- Written instruction:
Repeat the lines that follow, leaving nothing out.

- Records for this exercise:
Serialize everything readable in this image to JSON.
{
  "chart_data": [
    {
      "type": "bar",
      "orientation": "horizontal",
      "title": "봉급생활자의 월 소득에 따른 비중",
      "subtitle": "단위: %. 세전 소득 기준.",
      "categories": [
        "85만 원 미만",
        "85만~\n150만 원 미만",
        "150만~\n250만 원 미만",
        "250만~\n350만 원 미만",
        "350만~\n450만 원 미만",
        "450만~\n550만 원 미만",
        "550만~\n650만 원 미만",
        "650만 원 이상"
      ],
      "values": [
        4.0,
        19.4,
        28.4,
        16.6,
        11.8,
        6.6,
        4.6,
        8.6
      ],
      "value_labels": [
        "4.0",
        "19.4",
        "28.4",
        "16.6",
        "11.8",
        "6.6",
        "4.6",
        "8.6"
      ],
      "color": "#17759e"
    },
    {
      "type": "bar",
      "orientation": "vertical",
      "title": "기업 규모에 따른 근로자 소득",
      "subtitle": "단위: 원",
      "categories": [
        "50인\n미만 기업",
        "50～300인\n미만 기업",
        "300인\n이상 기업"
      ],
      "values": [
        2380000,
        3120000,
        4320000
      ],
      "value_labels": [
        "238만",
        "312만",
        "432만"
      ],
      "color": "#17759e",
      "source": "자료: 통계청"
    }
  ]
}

- Exercise output:
Serialize everything readable in this image to JSON.
{
  "chart_data": [
    {
      "type": "bar",
      "orientation": "horizontal",
      "title": "봉급생활자의 월 소득에 따른 비중",
      "subtitle": "단위: %. 세전 소득 기준.",
      "categories": [
        "85만 원 미만",
        "85만~\n150만 원 미만",
        "150만~\n250만 원 미만",
        "250만~\n350만 원 미만",
        "350만~\n450만 원 미만",
        "450만~\n550만 원 미만",
        "550만~\n650만 원 미만",
        "650만 원 이상"
      ],
      "values": [
        4.0,
        19.4,
        28.4,
        16.6,
        11.8,
        6.6,
        4.6,
        8.6
      ],
      "value_labels": [
        "4.0",
        "19.4",
        "28.4",
        "16.6",
        "11.8",
        "6.6",
        "4.6",
        "8.6"
      ],
      "color": "#17759e"
    },
    {
      "type": "bar",
      "orientation": "vertical",
      "title": "기업 규모에 따른 근로자 소득",
      "subtitle": "단위: 원",
      "categories": [
        "50인\n미만 기업",
        "50～300인\n미만 기업",
        "300인\n이상 기업"
      ],
      "values": [
        2380000,
        3120000,
        4320000
      ],
      "value_labels": [
        "238만",
        "312만",
        "432만"
      ],
      "color": "#17759e",
      "source": "자료: 통계청"
    }
  ]
}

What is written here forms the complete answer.